What the exercise asks: Narrow the data below down to the lines containing "Sale".

----

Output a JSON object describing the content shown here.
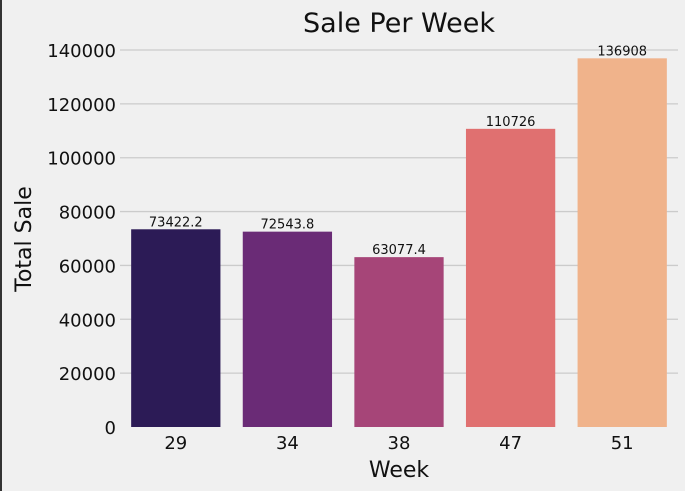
{
  "chart_data": {
    "type": "bar",
    "title": "Sale Per Week",
    "xlabel": "Week",
    "ylabel": "Total Sale",
    "categories": [
      "29",
      "34",
      "38",
      "47",
      "51"
    ],
    "values": [
      73422.2,
      72543.8,
      63077.4,
      110726,
      136908
    ],
    "data_labels": [
      "73422.2",
      "72543.8",
      "63077.4",
      "110726",
      "136908"
    ],
    "colors": [
      "#2c1b56",
      "#6a2b76",
      "#a64578",
      "#e07070",
      "#f0b38b"
    ],
    "ylim": [
      0,
      140000
    ],
    "yticks": [
      0,
      20000,
      40000,
      60000,
      80000,
      100000,
      120000,
      140000
    ],
    "grid": "horizontal",
    "legend": "none"
  }
}
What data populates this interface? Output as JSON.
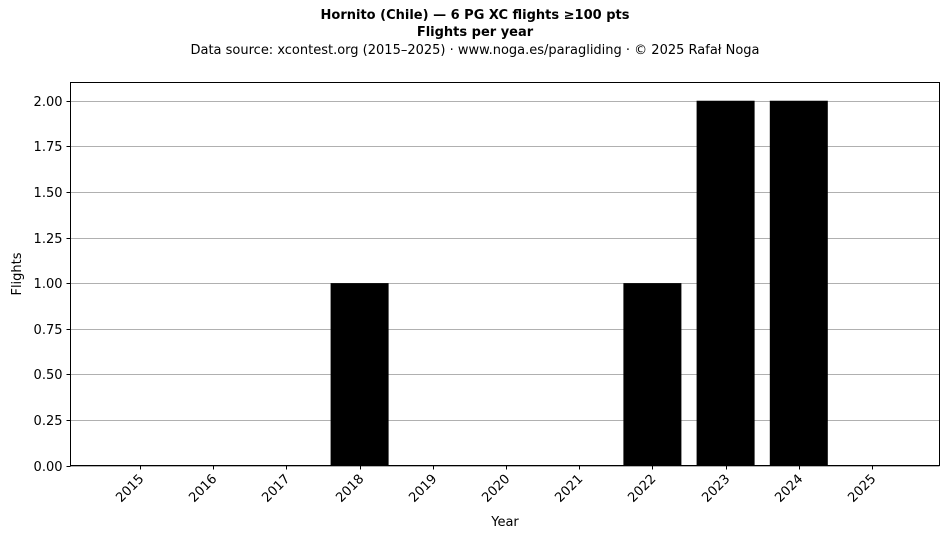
{
  "chart_data": {
    "type": "bar",
    "title": "Hornito (Chile)  —  6 PG XC flights ≥100 pts",
    "subtitle": "Flights per year",
    "source_line": "Data source: xcontest.org (2015–2025)  ·  www.noga.es/paragliding  ·  © 2025 Rafał Noga",
    "xlabel": "Year",
    "ylabel": "Flights",
    "categories": [
      "2015",
      "2016",
      "2017",
      "2018",
      "2019",
      "2020",
      "2021",
      "2022",
      "2023",
      "2024",
      "2025"
    ],
    "values": [
      0,
      0,
      0,
      1,
      0,
      0,
      0,
      1,
      2,
      2,
      0
    ],
    "ylim": [
      0,
      2.1
    ],
    "yticks": [
      "0.00",
      "0.25",
      "0.50",
      "0.75",
      "1.00",
      "1.25",
      "1.50",
      "1.75",
      "2.00"
    ],
    "grid": "y",
    "bar_color": "#000000",
    "grid_color": "#b0b0b0"
  }
}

----

Reply to the exercise:
    "title": "Sale Per Week",
    "ylabel": "Total Sale",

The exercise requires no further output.